▶ _SOURCE EXTRACT_:
####################

# spring loaded seats in laydown blinds



## tommytshot (Dec 16, 2013)

can anyone provide feedback on the BeaverTail layout blinds with the "spring" loaded seats or the Final Approach Up-N-AT-EM Blind Seats? I need some advise on a product that can help hunters with back backs, disabilities etc. to assist them when blinding up in grain fields, sloughs etc. any & all advise certainly welcomed folks! Tommy t shot SD


----------



## SkunkNipples (Jul 13, 2012)

Legal disclaimer I am not nearly old enough to use this product :wink:

I hunt with an incredible hunter from California who comes to Canada to hunt 10 days every year. We always connect for 5 days minimum. He uses the final approach product . He is 59 and his back is ok but he is admitting that he is having a hard time snapping up and getting shots off quick enough. He used the 'rocket seat' and he is dropping as fast as the rest of us 'young' bucks. That product will extend his hunting career (outa layouts) for 10 years +.

####################

▶ _DATASET EXCERPT_:
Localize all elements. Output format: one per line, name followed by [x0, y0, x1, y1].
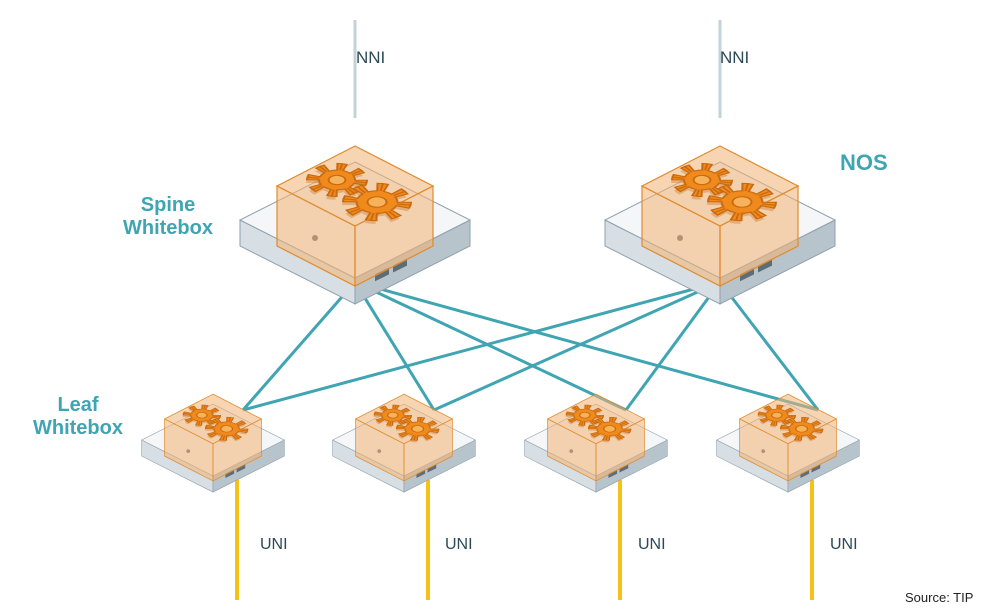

####################

▶ _WHAT TO DO_:
**1.** Shorten the paragraph of the forum thread that begins "I hunt with an incredible hunter" into a list, keeping its main facts.
**2.** Update the passage of the forum thread, everything from "Legal disclaimer I" down to "10 years +.", by replacing "Canada" with "South Dakota".

▶ _RESPONSES FOR EACH TASK_:
**1.**
- A hunting partner from California comes to Canada for 10 days of hunting every year, and the two hunt together for at least 5 days.
- He uses the final approach product.
- He is 59. His back is fine, but he admits it is hard for him to snap up and get shots off fast enough.
- With the "rocket seat," he drops as fast as the younger hunters.
- That product will extend his layout hunting career by 10+ years.

**2.**
Legal disclaimer I am not nearly old enough to use this product :wink:

I hunt with an incredible hunter from California who comes to South Dakota to hunt 10 days every year. We always connect for 5 days minimum. He uses the final approach product . He is 59 and his back is ok but he is admitting that he is having a hard time snapping up and getting shots off quick enough. He used the 'rocket seat' and he is dropping as fast as the rest of us 'young' bucks. That product will extend his hunting career (outa layouts) for 10 years +.